### GIVEN PROBLEM
Tally the lines that hold the word "axis" and reply with that figure only.

- - -

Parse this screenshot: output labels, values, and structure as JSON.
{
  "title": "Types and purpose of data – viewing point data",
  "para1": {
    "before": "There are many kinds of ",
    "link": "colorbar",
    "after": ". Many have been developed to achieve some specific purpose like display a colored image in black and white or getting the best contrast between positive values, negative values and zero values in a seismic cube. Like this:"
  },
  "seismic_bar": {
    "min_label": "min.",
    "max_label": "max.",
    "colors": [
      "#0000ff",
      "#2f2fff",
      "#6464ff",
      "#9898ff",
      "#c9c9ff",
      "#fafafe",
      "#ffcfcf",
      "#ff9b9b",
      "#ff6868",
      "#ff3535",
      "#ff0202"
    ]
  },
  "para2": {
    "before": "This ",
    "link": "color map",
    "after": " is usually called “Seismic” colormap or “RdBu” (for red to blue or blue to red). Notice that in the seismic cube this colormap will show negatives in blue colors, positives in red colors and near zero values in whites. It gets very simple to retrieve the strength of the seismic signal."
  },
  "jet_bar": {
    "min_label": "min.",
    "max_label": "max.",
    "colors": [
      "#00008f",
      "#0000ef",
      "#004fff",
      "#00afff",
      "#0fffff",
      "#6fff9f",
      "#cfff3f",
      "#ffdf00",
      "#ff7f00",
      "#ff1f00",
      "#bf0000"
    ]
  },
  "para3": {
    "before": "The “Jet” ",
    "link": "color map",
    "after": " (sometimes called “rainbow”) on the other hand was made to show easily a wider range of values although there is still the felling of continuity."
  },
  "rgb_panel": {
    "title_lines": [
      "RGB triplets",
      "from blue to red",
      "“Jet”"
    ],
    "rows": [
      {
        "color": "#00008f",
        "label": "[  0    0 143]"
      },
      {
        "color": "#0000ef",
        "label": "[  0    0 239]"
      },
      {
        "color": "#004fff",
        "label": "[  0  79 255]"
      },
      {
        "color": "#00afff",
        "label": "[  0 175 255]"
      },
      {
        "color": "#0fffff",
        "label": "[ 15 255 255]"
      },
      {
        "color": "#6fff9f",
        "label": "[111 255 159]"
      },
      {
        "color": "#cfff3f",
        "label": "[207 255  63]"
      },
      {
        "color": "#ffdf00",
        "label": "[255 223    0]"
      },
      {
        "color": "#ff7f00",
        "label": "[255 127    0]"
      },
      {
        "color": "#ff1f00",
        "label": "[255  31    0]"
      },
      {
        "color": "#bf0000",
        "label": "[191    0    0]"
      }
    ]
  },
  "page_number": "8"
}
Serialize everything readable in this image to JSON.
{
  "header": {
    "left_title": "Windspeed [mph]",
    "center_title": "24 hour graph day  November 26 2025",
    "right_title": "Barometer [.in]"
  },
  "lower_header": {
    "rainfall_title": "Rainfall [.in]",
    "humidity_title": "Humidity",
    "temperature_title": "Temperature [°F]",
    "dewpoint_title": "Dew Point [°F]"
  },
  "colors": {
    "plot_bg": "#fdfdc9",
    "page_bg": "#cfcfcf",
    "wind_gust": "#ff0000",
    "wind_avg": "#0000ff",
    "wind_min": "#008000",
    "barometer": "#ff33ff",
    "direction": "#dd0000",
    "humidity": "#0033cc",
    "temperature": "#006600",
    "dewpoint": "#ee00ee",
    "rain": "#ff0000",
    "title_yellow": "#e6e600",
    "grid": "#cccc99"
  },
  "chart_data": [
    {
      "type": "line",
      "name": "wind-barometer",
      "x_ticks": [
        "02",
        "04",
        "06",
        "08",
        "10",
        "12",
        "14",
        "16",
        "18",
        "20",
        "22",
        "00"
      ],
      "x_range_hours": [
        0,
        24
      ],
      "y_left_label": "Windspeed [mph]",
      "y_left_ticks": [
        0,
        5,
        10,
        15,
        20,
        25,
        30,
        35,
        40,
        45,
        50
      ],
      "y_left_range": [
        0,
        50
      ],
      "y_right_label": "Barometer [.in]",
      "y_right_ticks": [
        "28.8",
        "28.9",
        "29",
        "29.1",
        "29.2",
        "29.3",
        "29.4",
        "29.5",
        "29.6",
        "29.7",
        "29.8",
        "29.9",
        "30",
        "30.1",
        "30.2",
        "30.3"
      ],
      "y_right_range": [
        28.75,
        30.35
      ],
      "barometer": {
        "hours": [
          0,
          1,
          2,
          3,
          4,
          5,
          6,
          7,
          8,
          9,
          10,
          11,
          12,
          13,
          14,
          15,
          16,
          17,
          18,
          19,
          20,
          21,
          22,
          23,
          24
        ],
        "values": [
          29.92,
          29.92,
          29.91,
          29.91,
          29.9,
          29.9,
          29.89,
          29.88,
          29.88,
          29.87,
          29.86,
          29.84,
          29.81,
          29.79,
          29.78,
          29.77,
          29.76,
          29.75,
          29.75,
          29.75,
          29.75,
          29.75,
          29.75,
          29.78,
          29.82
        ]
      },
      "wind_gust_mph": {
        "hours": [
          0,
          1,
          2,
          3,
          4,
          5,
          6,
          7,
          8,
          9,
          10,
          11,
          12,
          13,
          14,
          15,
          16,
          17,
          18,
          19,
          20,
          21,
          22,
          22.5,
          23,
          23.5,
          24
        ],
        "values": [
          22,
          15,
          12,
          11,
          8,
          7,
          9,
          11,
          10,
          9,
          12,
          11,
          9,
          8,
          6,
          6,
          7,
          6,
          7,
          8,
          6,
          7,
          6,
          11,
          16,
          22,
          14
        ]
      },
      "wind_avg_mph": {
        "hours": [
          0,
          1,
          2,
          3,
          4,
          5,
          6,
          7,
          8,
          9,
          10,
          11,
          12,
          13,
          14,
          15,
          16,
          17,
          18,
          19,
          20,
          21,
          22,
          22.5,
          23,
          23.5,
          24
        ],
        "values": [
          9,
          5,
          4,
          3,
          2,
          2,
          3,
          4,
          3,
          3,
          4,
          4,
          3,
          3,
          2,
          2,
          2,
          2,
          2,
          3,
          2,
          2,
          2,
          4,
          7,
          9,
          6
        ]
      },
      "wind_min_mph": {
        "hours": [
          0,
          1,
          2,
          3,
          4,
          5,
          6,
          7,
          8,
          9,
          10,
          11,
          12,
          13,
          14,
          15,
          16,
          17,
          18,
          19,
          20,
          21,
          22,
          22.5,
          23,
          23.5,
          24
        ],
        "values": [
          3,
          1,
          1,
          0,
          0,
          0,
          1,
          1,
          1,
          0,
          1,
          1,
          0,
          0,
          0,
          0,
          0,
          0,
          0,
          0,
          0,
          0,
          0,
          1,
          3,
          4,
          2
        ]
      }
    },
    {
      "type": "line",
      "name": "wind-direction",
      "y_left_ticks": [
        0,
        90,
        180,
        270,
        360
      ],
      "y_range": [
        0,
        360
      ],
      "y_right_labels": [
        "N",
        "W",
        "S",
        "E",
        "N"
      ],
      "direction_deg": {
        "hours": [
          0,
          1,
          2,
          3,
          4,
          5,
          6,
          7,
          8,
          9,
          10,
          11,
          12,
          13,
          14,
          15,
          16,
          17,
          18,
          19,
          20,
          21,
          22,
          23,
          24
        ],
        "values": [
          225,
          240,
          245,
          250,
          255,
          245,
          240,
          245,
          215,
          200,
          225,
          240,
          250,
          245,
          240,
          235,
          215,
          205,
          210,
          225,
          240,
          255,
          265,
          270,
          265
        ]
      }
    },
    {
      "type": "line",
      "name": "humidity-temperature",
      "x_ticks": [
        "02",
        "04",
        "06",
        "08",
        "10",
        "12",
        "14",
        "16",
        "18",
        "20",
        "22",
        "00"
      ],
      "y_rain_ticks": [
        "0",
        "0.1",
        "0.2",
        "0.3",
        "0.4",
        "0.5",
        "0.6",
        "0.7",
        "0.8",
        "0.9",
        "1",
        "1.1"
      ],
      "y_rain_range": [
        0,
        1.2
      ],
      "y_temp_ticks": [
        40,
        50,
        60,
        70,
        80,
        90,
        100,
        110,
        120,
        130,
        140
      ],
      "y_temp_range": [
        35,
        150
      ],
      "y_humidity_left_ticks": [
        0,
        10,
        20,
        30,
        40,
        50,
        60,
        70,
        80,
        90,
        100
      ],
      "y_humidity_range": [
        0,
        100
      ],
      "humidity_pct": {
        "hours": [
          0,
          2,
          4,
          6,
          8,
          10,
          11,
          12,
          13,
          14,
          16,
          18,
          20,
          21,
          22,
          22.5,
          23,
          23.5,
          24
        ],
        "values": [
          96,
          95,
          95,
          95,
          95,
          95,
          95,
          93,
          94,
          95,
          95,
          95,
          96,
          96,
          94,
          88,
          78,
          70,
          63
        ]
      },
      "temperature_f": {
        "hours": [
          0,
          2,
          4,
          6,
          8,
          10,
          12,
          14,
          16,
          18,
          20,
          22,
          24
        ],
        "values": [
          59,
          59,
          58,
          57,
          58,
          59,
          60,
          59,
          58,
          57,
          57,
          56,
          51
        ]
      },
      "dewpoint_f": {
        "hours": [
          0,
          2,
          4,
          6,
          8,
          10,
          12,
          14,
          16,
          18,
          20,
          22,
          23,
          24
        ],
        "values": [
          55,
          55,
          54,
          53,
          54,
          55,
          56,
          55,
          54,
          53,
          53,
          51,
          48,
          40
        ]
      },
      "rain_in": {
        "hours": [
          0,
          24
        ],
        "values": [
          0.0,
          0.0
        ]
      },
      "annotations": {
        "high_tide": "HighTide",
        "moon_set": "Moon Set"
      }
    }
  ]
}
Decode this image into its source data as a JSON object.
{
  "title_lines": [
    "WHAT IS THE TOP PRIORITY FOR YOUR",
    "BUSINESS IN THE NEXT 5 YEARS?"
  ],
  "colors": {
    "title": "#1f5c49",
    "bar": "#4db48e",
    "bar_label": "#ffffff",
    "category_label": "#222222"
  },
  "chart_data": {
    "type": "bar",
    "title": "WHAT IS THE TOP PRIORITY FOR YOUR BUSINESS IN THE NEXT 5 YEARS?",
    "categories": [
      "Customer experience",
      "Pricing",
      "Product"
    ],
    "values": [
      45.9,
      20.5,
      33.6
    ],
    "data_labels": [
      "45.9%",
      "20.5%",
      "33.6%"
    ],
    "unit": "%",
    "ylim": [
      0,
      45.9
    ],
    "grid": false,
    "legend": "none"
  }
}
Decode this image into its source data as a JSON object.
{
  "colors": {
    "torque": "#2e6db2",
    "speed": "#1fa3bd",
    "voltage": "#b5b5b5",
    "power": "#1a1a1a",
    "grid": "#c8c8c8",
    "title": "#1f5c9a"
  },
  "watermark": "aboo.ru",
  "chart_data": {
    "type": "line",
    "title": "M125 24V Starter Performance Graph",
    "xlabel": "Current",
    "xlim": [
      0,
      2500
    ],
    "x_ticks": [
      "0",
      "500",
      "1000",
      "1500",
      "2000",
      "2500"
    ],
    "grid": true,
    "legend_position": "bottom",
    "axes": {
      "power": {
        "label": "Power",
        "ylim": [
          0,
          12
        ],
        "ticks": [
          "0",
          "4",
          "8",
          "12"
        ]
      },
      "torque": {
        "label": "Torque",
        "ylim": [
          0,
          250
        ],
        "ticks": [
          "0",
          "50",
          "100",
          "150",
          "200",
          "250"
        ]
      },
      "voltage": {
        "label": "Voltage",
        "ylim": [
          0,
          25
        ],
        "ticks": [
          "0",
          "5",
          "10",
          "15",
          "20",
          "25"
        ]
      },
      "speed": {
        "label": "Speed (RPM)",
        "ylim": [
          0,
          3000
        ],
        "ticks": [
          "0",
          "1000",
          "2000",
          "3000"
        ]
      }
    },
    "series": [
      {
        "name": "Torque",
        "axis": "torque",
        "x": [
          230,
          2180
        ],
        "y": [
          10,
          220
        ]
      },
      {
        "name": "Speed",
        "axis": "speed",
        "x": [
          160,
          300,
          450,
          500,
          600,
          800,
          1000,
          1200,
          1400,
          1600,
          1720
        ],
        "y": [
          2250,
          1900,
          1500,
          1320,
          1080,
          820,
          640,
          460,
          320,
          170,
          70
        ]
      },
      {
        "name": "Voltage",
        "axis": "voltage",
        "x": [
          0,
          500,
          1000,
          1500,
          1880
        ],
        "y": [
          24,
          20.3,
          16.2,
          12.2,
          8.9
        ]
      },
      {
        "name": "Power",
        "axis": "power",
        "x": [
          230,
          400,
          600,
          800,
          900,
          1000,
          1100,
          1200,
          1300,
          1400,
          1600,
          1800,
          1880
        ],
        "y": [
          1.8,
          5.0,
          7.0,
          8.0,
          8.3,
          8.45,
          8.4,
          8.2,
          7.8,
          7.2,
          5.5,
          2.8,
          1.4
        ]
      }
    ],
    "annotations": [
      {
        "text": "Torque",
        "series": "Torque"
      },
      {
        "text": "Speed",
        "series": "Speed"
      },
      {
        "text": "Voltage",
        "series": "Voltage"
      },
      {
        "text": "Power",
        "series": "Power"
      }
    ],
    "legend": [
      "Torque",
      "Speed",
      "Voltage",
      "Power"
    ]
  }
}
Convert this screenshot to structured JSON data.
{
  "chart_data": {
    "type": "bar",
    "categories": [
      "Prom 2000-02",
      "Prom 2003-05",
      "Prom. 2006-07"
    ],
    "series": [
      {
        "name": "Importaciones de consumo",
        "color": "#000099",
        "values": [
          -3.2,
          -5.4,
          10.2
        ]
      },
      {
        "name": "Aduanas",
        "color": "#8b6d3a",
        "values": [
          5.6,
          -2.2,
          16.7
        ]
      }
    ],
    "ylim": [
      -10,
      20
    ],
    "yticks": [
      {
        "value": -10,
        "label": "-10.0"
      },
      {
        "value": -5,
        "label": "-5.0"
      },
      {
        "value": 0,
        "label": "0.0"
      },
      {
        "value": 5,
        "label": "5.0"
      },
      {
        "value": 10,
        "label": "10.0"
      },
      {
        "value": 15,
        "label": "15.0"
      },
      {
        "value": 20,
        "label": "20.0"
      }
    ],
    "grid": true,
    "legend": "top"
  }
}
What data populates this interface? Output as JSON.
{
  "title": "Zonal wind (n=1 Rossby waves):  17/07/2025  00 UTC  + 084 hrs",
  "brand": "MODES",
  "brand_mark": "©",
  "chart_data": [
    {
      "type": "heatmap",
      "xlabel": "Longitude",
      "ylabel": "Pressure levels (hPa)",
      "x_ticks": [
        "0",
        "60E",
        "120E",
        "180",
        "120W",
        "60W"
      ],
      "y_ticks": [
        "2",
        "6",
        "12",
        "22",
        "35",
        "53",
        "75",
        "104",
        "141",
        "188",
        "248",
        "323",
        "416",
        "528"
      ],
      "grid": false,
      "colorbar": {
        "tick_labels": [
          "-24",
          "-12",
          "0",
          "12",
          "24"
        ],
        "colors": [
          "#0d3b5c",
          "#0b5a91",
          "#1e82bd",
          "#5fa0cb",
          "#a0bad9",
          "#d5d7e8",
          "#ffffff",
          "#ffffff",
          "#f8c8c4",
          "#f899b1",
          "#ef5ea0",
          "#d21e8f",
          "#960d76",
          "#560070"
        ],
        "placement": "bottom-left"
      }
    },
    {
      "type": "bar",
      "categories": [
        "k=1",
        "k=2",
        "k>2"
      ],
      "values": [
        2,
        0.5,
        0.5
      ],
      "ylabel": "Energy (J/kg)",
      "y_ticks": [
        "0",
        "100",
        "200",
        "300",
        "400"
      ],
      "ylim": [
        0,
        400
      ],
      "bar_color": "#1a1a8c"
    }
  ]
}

- - -

### RESPONSE
4